- The request:
Repeat the listing word for word. No pictures belong in the copy.

## START Excerpted records

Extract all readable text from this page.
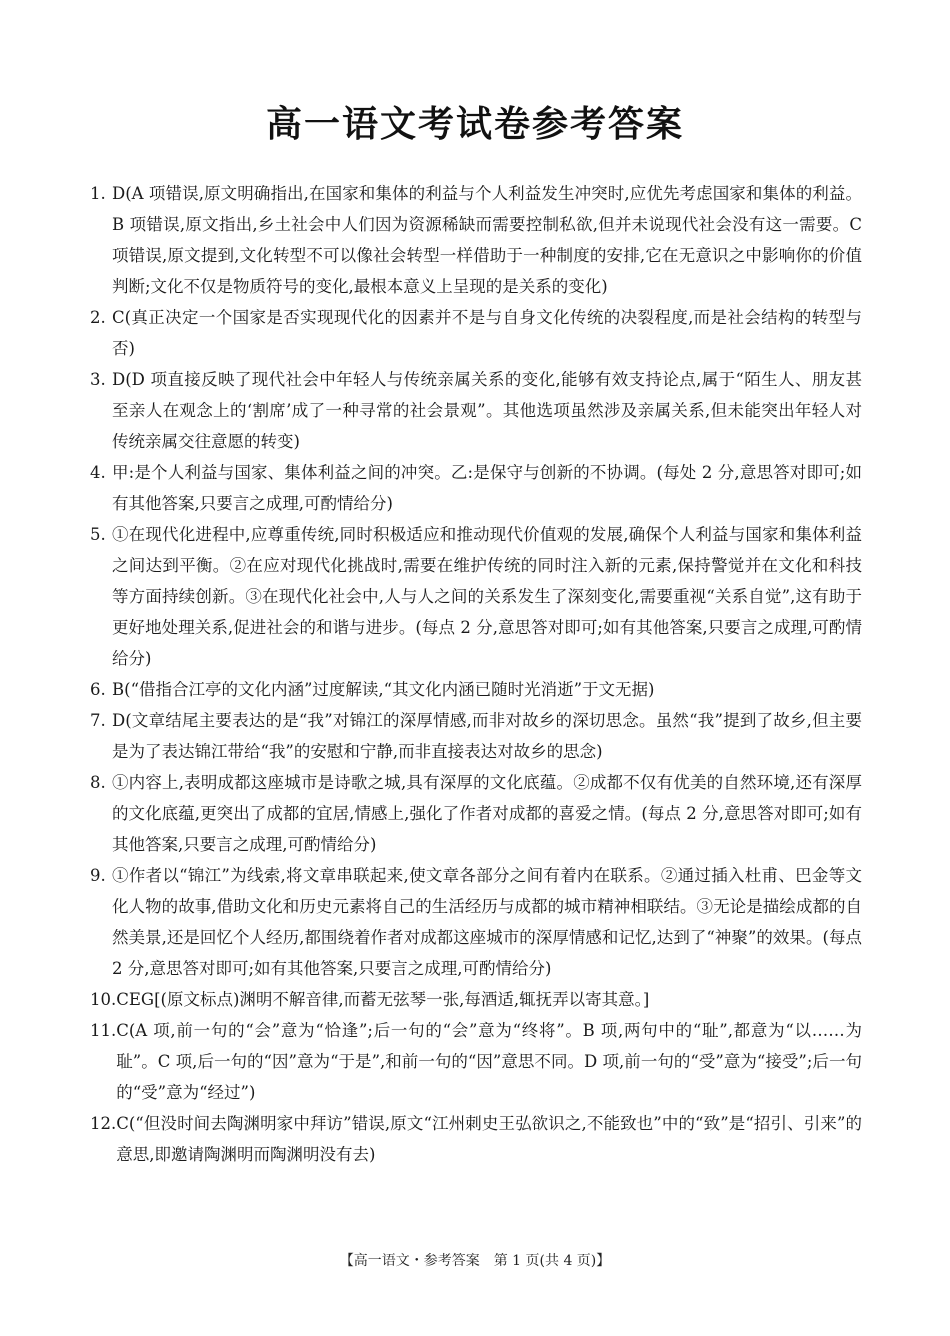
高一语文考试卷参考答案
1. D(A 项错误,原文明确指出,在国家和集体的利益与个人利益发生冲突时,应优先考虑国家和集体的利益。B 项错误,原文指出,乡土社会中人们因为资源稀缺而需要控制私欲,但并未说现代社会没有这一需要。C 项错误,原文提到,文化转型不可以像社会转型一样借助于一种制度的安排,它在无意识之中影响你的价值判断;文化不仅是物质符号的变化,最根本意义上呈现的是关系的变化)
2. C(真正决定一个国家是否实现现代化的因素并不是与自身文化传统的决裂程度,而是社会结构的转型与否)
3. D(D 项直接反映了现代社会中年轻人与传统亲属关系的变化,能够有效支持论点,属于“陌生人、朋友甚至亲人在观念上的‘割席’成了一种寻常的社会景观”。其他选项虽然涉及亲属关系,但未能突出年轻人对传统亲属交往意愿的转变)
4. 甲:是个人利益与国家、集体利益之间的冲突。乙:是保守与创新的不协调。(每处 2 分,意思答对即可;如有其他答案,只要言之成理,可酌情给分)
5. ①在现代化进程中,应尊重传统,同时积极适应和推动现代价值观的发展,确保个人利益与国家和集体利益之间达到平衡。②在应对现代化挑战时,需要在维护传统的同时注入新的元素,保持警觉并在文化和科技等方面持续创新。③在现代化社会中,人与人之间的关系发生了深刻变化,需要重视“关系自觉”,这有助于更好地处理关系,促进社会的和谐与进步。(每点 2 分,意思答对即可;如有其他答案,只要言之成理,可酌情给分)
6. B(“借指合江亭的文化内涵”过度解读,“其文化内涵已随时光消逝”于文无据)
7. D(文章结尾主要表达的是“我”对锦江的深厚情感,而非对故乡的深切思念。虽然“我”提到了故乡,但主要是为了表达锦江带给“我”的安慰和宁静,而非直接表达对故乡的思念)
8. ①内容上,表明成都这座城市是诗歌之城,具有深厚的文化底蕴。②成都不仅有优美的自然环境,还有深厚的文化底蕴,更突出了成都的宜居,情感上,强化了作者对成都的喜爱之情。(每点 2 分,意思答对即可;如有其他答案,只要言之成理,可酌情给分)
9. ①作者以“锦江”为线索,将文章串联起来,使文章各部分之间有着内在联系。②通过插入杜甫、巴金等文化人物的故事,借助文化和历史元素将自己的生活经历与成都的城市精神相联结。③无论是描绘成都的自然美景,还是回忆个人经历,都围绕着作者对成都这座城市的深厚情感和记忆,达到了“神聚”的效果。(每点 2 分,意思答对即可;如有其他答案,只要言之成理,可酌情给分)
10. CEG[(原文标点)渊明不解音律,而蓄无弦琴一张,每酒适,辄抚弄以寄其意。]
11. C(A 项,前一句的“会”意为“恰逢”;后一句的“会”意为“终将”。B 项,两句中的“耻”,都意为“以……为耻”。C 项,后一句的“因”意为“于是”,和前一句的“因”意思不同。D 项,前一句的“受”意为“接受”;后一句的“受”意为“经过”)
12. C(“但没时间去陶渊明家中拜访”错误,原文“江州刺史王弘欲识之,不能致也”中的“致”是“招引、引来”的意思,即邀请陶渊明而陶渊明没有去)
【高一语文・参考答案　第 1 页(共 4 页)】
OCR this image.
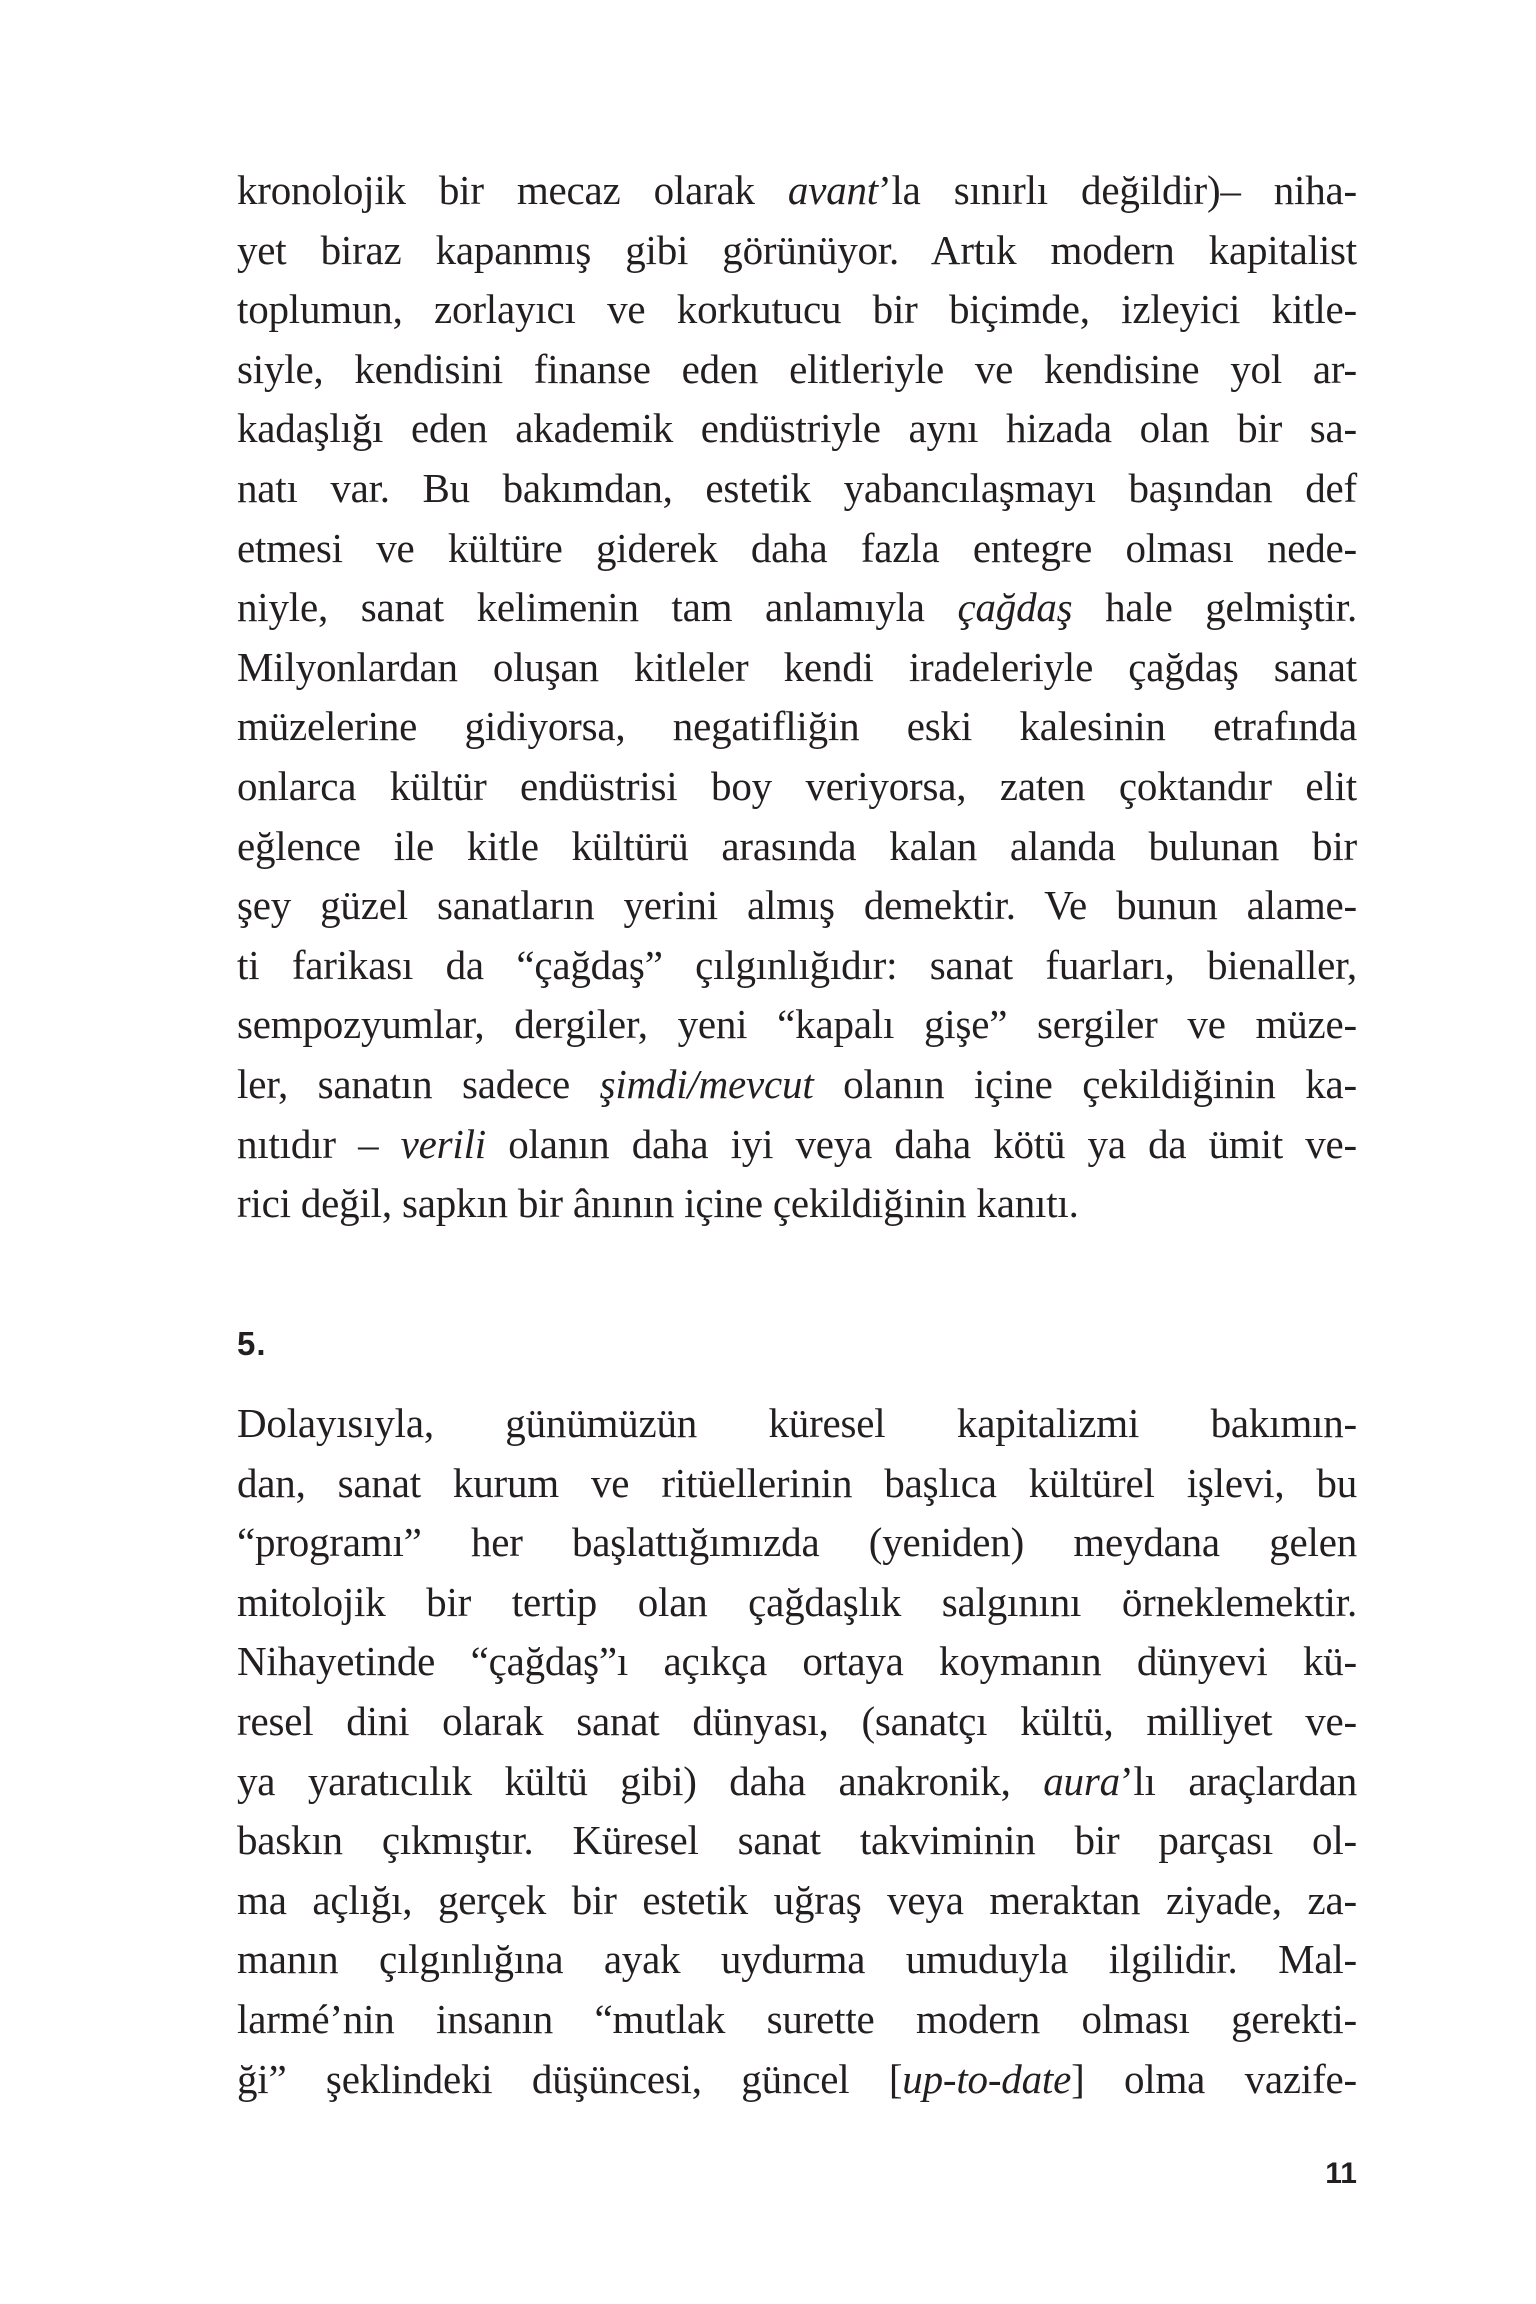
kronolojik bir mecaz olarak avant’la sınırlı değildir)– niha-
yet biraz kapanmış gibi görünüyor. Artık modern kapitalist
toplumun, zorlayıcı ve korkutucu bir biçimde, izleyici kitle-
siyle, kendisini finanse eden elitleriyle ve kendisine yol ar-
kadaşlığı eden akademik endüstriyle aynı hizada olan bir sa-
natı var. Bu bakımdan, estetik yabancılaşmayı başından def
etmesi ve kültüre giderek daha fazla entegre olması nede-
niyle, sanat kelimenin tam anlamıyla çağdaş hale gelmiştir.
Milyonlardan oluşan kitleler kendi iradeleriyle çağdaş sanat
müzelerine gidiyorsa, negatifliğin eski kalesinin etrafında
onlarca kültür endüstrisi boy veriyorsa, zaten çoktandır elit
eğlence ile kitle kültürü arasında kalan alanda bulunan bir
şey güzel sanatların yerini almış demektir. Ve bunun alame-
ti farikası da “çağdaş” çılgınlığıdır: sanat fuarları, bienaller,
sempozyumlar, dergiler, yeni “kapalı gişe” sergiler ve müze-
ler, sanatın sadece şimdi/mevcut olanın içine çekildiğinin ka-
nıtıdır – verili olanın daha iyi veya daha kötü ya da ümit ve-
rici değil, sapkın bir ânının içine çekildiğinin kanıtı.
5.
Dolayısıyla, günümüzün küresel kapitalizmi bakımın-
dan, sanat kurum ve ritüellerinin başlıca kültürel işlevi, bu
“programı” her başlattığımızda (yeniden) meydana gelen
mitolojik bir tertip olan çağdaşlık salgınını örneklemektir.
Nihayetinde “çağdaş”ı açıkça ortaya koymanın dünyevi kü-
resel dini olarak sanat dünyası, (sanatçı kültü, milliyet ve-
ya yaratıcılık kültü gibi) daha anakronik, aura’lı araçlardan
baskın çıkmıştır. Küresel sanat takviminin bir parçası ol-
ma açlığı, gerçek bir estetik uğraş veya meraktan ziyade, za-
manın çılgınlığına ayak uydurma umuduyla ilgilidir. Mal-
larmé’nin insanın “mutlak surette modern olması gerekti-
ği” şeklindeki düşüncesi, güncel [up-to-date] olma vazife-
11
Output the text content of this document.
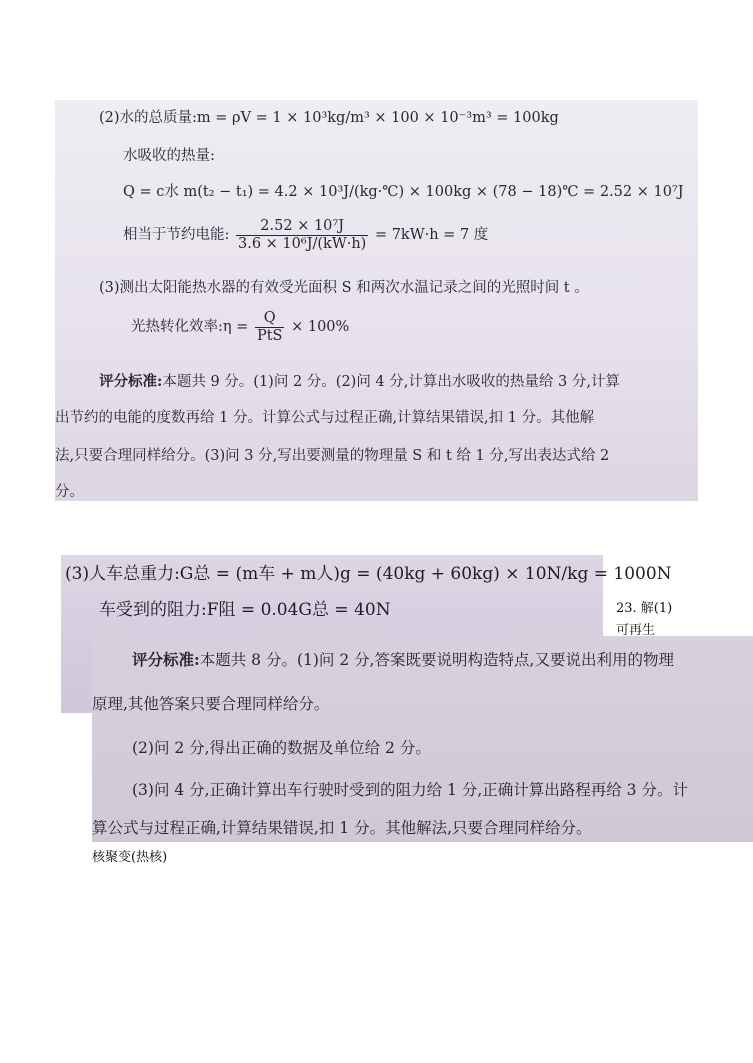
(2)水的总质量:m = ρV = 1 × 10³kg/m³ × 100 × 10⁻³m³ = 100kg
水吸收的热量:
Q = c水 m(t₂ − t₁) = 4.2 × 10³J/(kg·℃) × 100kg × (78 − 18)℃ = 2.52 × 10⁷J
相当于节约电能: $\frac{\text{2.52 × 10⁷J}}{\text{3.6 × 10⁶J/(kW·h)}} = 7kW\cdot h = 7$ 度
(3)测出太阳能热水器的有效受光面积 S 和两次水温记录之间的光照时间 t 。
光热转化效率:η = $\frac{Q}{\text{PtS}} \times 100\%$
评分标准:本题共 9 分。(1)问 2 分。(2)问 4 分,计算出水吸收的热量给 3 分,计算
出节约的电能的度数再给 1 分。计算公式与过程正确,计算结果错误,扣 1 分。其他解
法,只要合理同样给分。(3)问 3 分,写出要测量的物理量 S 和 t 给 1 分,写出表达式给 2
分。
(3)人车总重力:G总 = (m车 + m人)g = (40kg + 60kg) × 10N/kg = 1000N
车受到的阻力:F阻 = 0.04G总 = 40N
评分标准:本题共 8 分。(1)问 2 分,答案既要说明构造特点,又要说出利用的物理
原理,其他答案只要合理同样给分。
(2)问 2 分,得出正确的数据及单位给 2 分。
(3)问 4 分,正确计算出车行驶时受到的阻力给 1 分,正确计算出路程再给 3 分。计
算公式与过程正确,计算结果错误,扣 1 分。其他解法,只要合理同样给分。
23. 解(1)
可再生
核聚变(热核)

## END Excerpted records

- Answer to the exercise:
Extract all readable text from this page.
高一语文考试卷参考答案
1. D(A 项错误,原文明确指出,在国家和集体的利益与个人利益发生冲突时,应优先考虑国家和集体的利益。B 项错误,原文指出,乡土社会中人们因为资源稀缺而需要控制私欲,但并未说现代社会没有这一需要。C 项错误,原文提到,文化转型不可以像社会转型一样借助于一种制度的安排,它在无意识之中影响你的价值判断;文化不仅是物质符号的变化,最根本意义上呈现的是关系的变化)
2. C(真正决定一个国家是否实现现代化的因素并不是与自身文化传统的决裂程度,而是社会结构的转型与否)
3. D(D 项直接反映了现代社会中年轻人与传统亲属关系的变化,能够有效支持论点,属于“陌生人、朋友甚至亲人在观念上的‘割席’成了一种寻常的社会景观”。其他选项虽然涉及亲属关系,但未能突出年轻人对传统亲属交往意愿的转变)
4. 甲:是个人利益与国家、集体利益之间的冲突。乙:是保守与创新的不协调。(每处 2 分,意思答对即可;如有其他答案,只要言之成理,可酌情给分)
5. ①在现代化进程中,应尊重传统,同时积极适应和推动现代价值观的发展,确保个人利益与国家和集体利益之间达到平衡。②在应对现代化挑战时,需要在维护传统的同时注入新的元素,保持警觉并在文化和科技等方面持续创新。③在现代化社会中,人与人之间的关系发生了深刻变化,需要重视“关系自觉”,这有助于更好地处理关系,促进社会的和谐与进步。(每点 2 分,意思答对即可;如有其他答案,只要言之成理,可酌情给分)
6. B(“借指合江亭的文化内涵”过度解读,“其文化内涵已随时光消逝”于文无据)
7. D(文章结尾主要表达的是“我”对锦江的深厚情感,而非对故乡的深切思念。虽然“我”提到了故乡,但主要是为了表达锦江带给“我”的安慰和宁静,而非直接表达对故乡的思念)
8. ①内容上,表明成都这座城市是诗歌之城,具有深厚的文化底蕴。②成都不仅有优美的自然环境,还有深厚的文化底蕴,更突出了成都的宜居,情感上,强化了作者对成都的喜爱之情。(每点 2 分,意思答对即可;如有其他答案,只要言之成理,可酌情给分)
9. ①作者以“锦江”为线索,将文章串联起来,使文章各部分之间有着内在联系。②通过插入杜甫、巴金等文化人物的故事,借助文化和历史元素将自己的生活经历与成都的城市精神相联结。③无论是描绘成都的自然美景,还是回忆个人经历,都围绕着作者对成都这座城市的深厚情感和记忆,达到了“神聚”的效果。(每点 2 分,意思答对即可;如有其他答案,只要言之成理,可酌情给分)
10. CEG[(原文标点)渊明不解音律,而蓄无弦琴一张,每酒适,辄抚弄以寄其意。]
11. C(A 项,前一句的“会”意为“恰逢”;后一句的“会”意为“终将”。B 项,两句中的“耻”,都意为“以……为耻”。C 项,后一句的“因”意为“于是”,和前一句的“因”意思不同。D 项,前一句的“受”意为“接受”;后一句的“受”意为“经过”)
12. C(“但没时间去陶渊明家中拜访”错误,原文“江州刺史王弘欲识之,不能致也”中的“致”是“招引、引来”的意思,即邀请陶渊明而陶渊明没有去)
【高一语文・参考答案　第 1 页(共 4 页)】
OCR this image.
kronolojik bir mecaz olarak avant’la sınırlı değildir)– niha-
yet biraz kapanmış gibi görünüyor. Artık modern kapitalist
toplumun, zorlayıcı ve korkutucu bir biçimde, izleyici kitle-
siyle, kendisini finanse eden elitleriyle ve kendisine yol ar-
kadaşlığı eden akademik endüstriyle aynı hizada olan bir sa-
natı var. Bu bakımdan, estetik yabancılaşmayı başından def
etmesi ve kültüre giderek daha fazla entegre olması nede-
niyle, sanat kelimenin tam anlamıyla çağdaş hale gelmiştir.
Milyonlardan oluşan kitleler kendi iradeleriyle çağdaş sanat
müzelerine gidiyorsa, negatifliğin eski kalesinin etrafında
onlarca kültür endüstrisi boy veriyorsa, zaten çoktandır elit
eğlence ile kitle kültürü arasında kalan alanda bulunan bir
şey güzel sanatların yerini almış demektir. Ve bunun alame-
ti farikası da “çağdaş” çılgınlığıdır: sanat fuarları, bienaller,
sempozyumlar, dergiler, yeni “kapalı gişe” sergiler ve müze-
ler, sanatın sadece şimdi/mevcut olanın içine çekildiğinin ka-
nıtıdır – verili olanın daha iyi veya daha kötü ya da ümit ve-
rici değil, sapkın bir ânının içine çekildiğinin kanıtı.
5.
Dolayısıyla, günümüzün küresel kapitalizmi bakımın-
dan, sanat kurum ve ritüellerinin başlıca kültürel işlevi, bu
“programı” her başlattığımızda (yeniden) meydana gelen
mitolojik bir tertip olan çağdaşlık salgınını örneklemektir.
Nihayetinde “çağdaş”ı açıkça ortaya koymanın dünyevi kü-
resel dini olarak sanat dünyası, (sanatçı kültü, milliyet ve-
ya yaratıcılık kültü gibi) daha anakronik, aura’lı araçlardan
baskın çıkmıştır. Küresel sanat takviminin bir parçası ol-
ma açlığı, gerçek bir estetik uğraş veya meraktan ziyade, za-
manın çılgınlığına ayak uydurma umuduyla ilgilidir. Mal-
larmé’nin insanın “mutlak surette modern olması gerekti-
ği” şeklindeki düşüncesi, güncel [up-to-date] olma vazife-
11
Output the text content of this document.
(2)水的总质量:m = ρV = 1 × 10³kg/m³ × 100 × 10⁻³m³ = 100kg
水吸收的热量:
Q = c水 m(t₂ − t₁) = 4.2 × 10³J/(kg·℃) × 100kg × (78 − 18)℃ = 2.52 × 10⁷J
相当于节约电能: $\frac{\text{2.52 × 10⁷J}}{\text{3.6 × 10⁶J/(kW·h)}} = 7kW\cdot h = 7$ 度
(3)测出太阳能热水器的有效受光面积 S 和两次水温记录之间的光照时间 t 。
光热转化效率:η = $\frac{Q}{\text{PtS}} \times 100\%$
评分标准:本题共 9 分。(1)问 2 分。(2)问 4 分,计算出水吸收的热量给 3 分,计算
出节约的电能的度数再给 1 分。计算公式与过程正确,计算结果错误,扣 1 分。其他解
法,只要合理同样给分。(3)问 3 分,写出要测量的物理量 S 和 t 给 1 分,写出表达式给 2
分。
(3)人车总重力:G总 = (m车 + m人)g = (40kg + 60kg) × 10N/kg = 1000N
车受到的阻力:F阻 = 0.04G总 = 40N
评分标准:本题共 8 分。(1)问 2 分,答案既要说明构造特点,又要说出利用的物理
原理,其他答案只要合理同样给分。
(2)问 2 分,得出正确的数据及单位给 2 分。
(3)问 4 分,正确计算出车行驶时受到的阻力给 1 分,正确计算出路程再给 3 分。计
算公式与过程正确,计算结果错误,扣 1 分。其他解法,只要合理同样给分。
23. 解(1)
可再生
核聚变(热核)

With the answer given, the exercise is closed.